*WHAT TO WORK ON:* Retype the complete listing exactly as it appears.

[start DATA IN THIS EXERCISE]

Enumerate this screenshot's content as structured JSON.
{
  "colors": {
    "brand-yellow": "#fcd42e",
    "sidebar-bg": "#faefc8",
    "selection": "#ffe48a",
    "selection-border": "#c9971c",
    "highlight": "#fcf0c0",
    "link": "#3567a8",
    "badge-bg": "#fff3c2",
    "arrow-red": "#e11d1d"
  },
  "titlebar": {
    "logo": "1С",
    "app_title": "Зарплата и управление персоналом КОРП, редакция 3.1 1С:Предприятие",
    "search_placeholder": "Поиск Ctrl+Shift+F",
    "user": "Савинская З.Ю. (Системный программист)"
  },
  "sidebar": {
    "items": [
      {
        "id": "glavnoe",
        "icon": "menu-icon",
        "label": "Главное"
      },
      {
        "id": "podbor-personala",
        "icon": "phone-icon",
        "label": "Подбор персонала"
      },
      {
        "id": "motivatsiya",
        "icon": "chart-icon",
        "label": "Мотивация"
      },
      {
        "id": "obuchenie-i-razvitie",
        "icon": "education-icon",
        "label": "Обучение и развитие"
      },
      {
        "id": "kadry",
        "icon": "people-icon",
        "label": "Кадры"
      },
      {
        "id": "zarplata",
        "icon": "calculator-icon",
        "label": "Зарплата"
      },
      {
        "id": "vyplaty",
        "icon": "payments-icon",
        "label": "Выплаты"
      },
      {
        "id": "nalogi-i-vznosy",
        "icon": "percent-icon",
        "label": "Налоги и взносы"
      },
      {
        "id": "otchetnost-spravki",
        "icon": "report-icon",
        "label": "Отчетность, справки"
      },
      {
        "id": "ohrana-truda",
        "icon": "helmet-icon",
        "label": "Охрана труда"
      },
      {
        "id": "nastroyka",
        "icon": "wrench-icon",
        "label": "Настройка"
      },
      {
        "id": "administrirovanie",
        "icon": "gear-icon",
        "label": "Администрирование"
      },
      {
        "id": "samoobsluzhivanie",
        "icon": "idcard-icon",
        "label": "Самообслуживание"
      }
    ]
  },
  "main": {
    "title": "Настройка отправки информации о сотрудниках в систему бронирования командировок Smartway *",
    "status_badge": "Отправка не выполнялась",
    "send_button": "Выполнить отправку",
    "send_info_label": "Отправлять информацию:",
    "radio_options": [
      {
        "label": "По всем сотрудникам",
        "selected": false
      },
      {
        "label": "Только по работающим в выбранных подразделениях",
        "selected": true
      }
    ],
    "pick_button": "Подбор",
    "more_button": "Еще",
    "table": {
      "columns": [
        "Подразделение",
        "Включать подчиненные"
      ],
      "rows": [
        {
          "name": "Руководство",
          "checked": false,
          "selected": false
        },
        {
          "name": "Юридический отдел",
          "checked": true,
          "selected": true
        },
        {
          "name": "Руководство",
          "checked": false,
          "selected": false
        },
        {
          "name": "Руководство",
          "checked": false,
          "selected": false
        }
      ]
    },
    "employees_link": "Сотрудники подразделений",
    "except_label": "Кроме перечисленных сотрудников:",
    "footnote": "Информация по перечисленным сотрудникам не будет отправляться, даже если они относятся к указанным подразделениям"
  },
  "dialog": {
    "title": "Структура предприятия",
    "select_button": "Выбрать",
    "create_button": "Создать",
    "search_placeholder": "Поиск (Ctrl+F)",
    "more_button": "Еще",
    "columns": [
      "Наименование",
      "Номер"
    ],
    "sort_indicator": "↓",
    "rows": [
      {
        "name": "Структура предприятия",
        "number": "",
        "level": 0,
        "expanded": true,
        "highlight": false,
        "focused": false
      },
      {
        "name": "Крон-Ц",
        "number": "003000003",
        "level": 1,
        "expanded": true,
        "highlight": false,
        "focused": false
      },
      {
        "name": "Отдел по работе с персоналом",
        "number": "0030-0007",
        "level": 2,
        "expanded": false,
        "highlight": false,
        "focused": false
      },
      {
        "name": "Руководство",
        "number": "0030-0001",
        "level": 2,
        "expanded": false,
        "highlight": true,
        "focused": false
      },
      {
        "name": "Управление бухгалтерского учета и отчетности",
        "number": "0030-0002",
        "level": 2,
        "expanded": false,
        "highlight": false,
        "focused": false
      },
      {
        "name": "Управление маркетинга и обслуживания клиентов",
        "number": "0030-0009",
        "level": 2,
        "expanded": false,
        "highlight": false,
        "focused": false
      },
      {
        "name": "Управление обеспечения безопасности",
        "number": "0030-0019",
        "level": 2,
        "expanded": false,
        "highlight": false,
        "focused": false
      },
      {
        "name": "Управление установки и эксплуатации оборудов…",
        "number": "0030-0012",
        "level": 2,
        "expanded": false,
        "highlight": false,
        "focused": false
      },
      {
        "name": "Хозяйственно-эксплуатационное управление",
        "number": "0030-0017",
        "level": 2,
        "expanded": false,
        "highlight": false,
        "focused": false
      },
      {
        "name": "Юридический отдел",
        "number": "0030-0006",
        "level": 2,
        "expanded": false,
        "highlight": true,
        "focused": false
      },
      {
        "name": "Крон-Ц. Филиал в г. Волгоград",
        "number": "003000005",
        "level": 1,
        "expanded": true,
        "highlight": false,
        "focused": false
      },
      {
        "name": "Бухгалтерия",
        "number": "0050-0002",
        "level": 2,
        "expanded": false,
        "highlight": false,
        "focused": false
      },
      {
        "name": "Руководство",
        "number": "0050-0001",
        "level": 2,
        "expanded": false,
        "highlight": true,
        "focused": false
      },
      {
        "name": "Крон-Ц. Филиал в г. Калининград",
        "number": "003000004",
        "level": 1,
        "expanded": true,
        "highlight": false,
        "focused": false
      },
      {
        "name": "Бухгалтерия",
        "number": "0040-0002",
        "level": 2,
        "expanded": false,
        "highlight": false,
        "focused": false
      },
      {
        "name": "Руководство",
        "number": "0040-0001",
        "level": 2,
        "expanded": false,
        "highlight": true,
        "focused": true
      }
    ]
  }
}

[end DATA IN THIS EXERCISE]

*TASK OUTPUT:*
Enumerate this screenshot's content as structured JSON.
{
  "colors": {
    "brand-yellow": "#fcd42e",
    "sidebar-bg": "#faefc8",
    "selection": "#ffe48a",
    "selection-border": "#c9971c",
    "highlight": "#fcf0c0",
    "link": "#3567a8",
    "badge-bg": "#fff3c2",
    "arrow-red": "#e11d1d"
  },
  "titlebar": {
    "logo": "1С",
    "app_title": "Зарплата и управление персоналом КОРП, редакция 3.1 1С:Предприятие",
    "search_placeholder": "Поиск Ctrl+Shift+F",
    "user": "Савинская З.Ю. (Системный программист)"
  },
  "sidebar": {
    "items": [
      {
        "id": "glavnoe",
        "icon": "menu-icon",
        "label": "Главное"
      },
      {
        "id": "podbor-personala",
        "icon": "phone-icon",
        "label": "Подбор персонала"
      },
      {
        "id": "motivatsiya",
        "icon": "chart-icon",
        "label": "Мотивация"
      },
      {
        "id": "obuchenie-i-razvitie",
        "icon": "education-icon",
        "label": "Обучение и развитие"
      },
      {
        "id": "kadry",
        "icon": "people-icon",
        "label": "Кадры"
      },
      {
        "id": "zarplata",
        "icon": "calculator-icon",
        "label": "Зарплата"
      },
      {
        "id": "vyplaty",
        "icon": "payments-icon",
        "label": "Выплаты"
      },
      {
        "id": "nalogi-i-vznosy",
        "icon": "percent-icon",
        "label": "Налоги и взносы"
      },
      {
        "id": "otchetnost-spravki",
        "icon": "report-icon",
        "label": "Отчетность, справки"
      },
      {
        "id": "ohrana-truda",
        "icon": "helmet-icon",
        "label": "Охрана труда"
      },
      {
        "id": "nastroyka",
        "icon": "wrench-icon",
        "label": "Настройка"
      },
      {
        "id": "administrirovanie",
        "icon": "gear-icon",
        "label": "Администрирование"
      },
      {
        "id": "samoobsluzhivanie",
        "icon": "idcard-icon",
        "label": "Самообслуживание"
      }
    ]
  },
  "main": {
    "title": "Настройка отправки информации о сотрудниках в систему бронирования командировок Smartway *",
    "status_badge": "Отправка не выполнялась",
    "send_button": "Выполнить отправку",
    "send_info_label": "Отправлять информацию:",
    "radio_options": [
      {
        "label": "По всем сотрудникам",
        "selected": false
      },
      {
        "label": "Только по работающим в выбранных подразделениях",
        "selected": true
      }
    ],
    "pick_button": "Подбор",
    "more_button": "Еще",
    "table": {
      "columns": [
        "Подразделение",
        "Включать подчиненные"
      ],
      "rows": [
        {
          "name": "Руководство",
          "checked": false,
          "selected": false
        },
        {
          "name": "Юридический отдел",
          "checked": true,
          "selected": true
        },
        {
          "name": "Руководство",
          "checked": false,
          "selected": false
        },
        {
          "name": "Руководство",
          "checked": false,
          "selected": false
        }
      ]
    },
    "employees_link": "Сотрудники подразделений",
    "except_label": "Кроме перечисленных сотрудников:",
    "footnote": "Информация по перечисленным сотрудникам не будет отправляться, даже если они относятся к указанным подразделениям"
  },
  "dialog": {
    "title": "Структура предприятия",
    "select_button": "Выбрать",
    "create_button": "Создать",
    "search_placeholder": "Поиск (Ctrl+F)",
    "more_button": "Еще",
    "columns": [
      "Наименование",
      "Номер"
    ],
    "sort_indicator": "↓",
    "rows": [
      {
        "name": "Структура предприятия",
        "number": "",
        "level": 0,
        "expanded": true,
        "highlight": false,
        "focused": false
      },
      {
        "name": "Крон-Ц",
        "number": "003000003",
        "level": 1,
        "expanded": true,
        "highlight": false,
        "focused": false
      },
      {
        "name": "Отдел по работе с персоналом",
        "number": "0030-0007",
        "level": 2,
        "expanded": false,
        "highlight": false,
        "focused": false
      },
      {
        "name": "Руководство",
        "number": "0030-0001",
        "level": 2,
        "expanded": false,
        "highlight": true,
        "focused": false
      },
      {
        "name": "Управление бухгалтерского учета и отчетности",
        "number": "0030-0002",
        "level": 2,
        "expanded": false,
        "highlight": false,
        "focused": false
      },
      {
        "name": "Управление маркетинга и обслуживания клиентов",
        "number": "0030-0009",
        "level": 2,
        "expanded": false,
        "highlight": false,
        "focused": false
      },
      {
        "name": "Управление обеспечения безопасности",
        "number": "0030-0019",
        "level": 2,
        "expanded": false,
        "highlight": false,
        "focused": false
      },
      {
        "name": "Управление установки и эксплуатации оборудов…",
        "number": "0030-0012",
        "level": 2,
        "expanded": false,
        "highlight": false,
        "focused": false
      },
      {
        "name": "Хозяйственно-эксплуатационное управление",
        "number": "0030-0017",
        "level": 2,
        "expanded": false,
        "highlight": false,
        "focused": false
      },
      {
        "name": "Юридический отдел",
        "number": "0030-0006",
        "level": 2,
        "expanded": false,
        "highlight": true,
        "focused": false
      },
      {
        "name": "Крон-Ц. Филиал в г. Волгоград",
        "number": "003000005",
        "level": 1,
        "expanded": true,
        "highlight": false,
        "focused": false
      },
      {
        "name": "Бухгалтерия",
        "number": "0050-0002",
        "level": 2,
        "expanded": false,
        "highlight": false,
        "focused": false
      },
      {
        "name": "Руководство",
        "number": "0050-0001",
        "level": 2,
        "expanded": false,
        "highlight": true,
        "focused": false
      },
      {
        "name": "Крон-Ц. Филиал в г. Калининград",
        "number": "003000004",
        "level": 1,
        "expanded": true,
        "highlight": false,
        "focused": false
      },
      {
        "name": "Бухгалтерия",
        "number": "0040-0002",
        "level": 2,
        "expanded": false,
        "highlight": false,
        "focused": false
      },
      {
        "name": "Руководство",
        "number": "0040-0001",
        "level": 2,
        "expanded": false,
        "highlight": true,
        "focused": true
      }
    ]
  }
}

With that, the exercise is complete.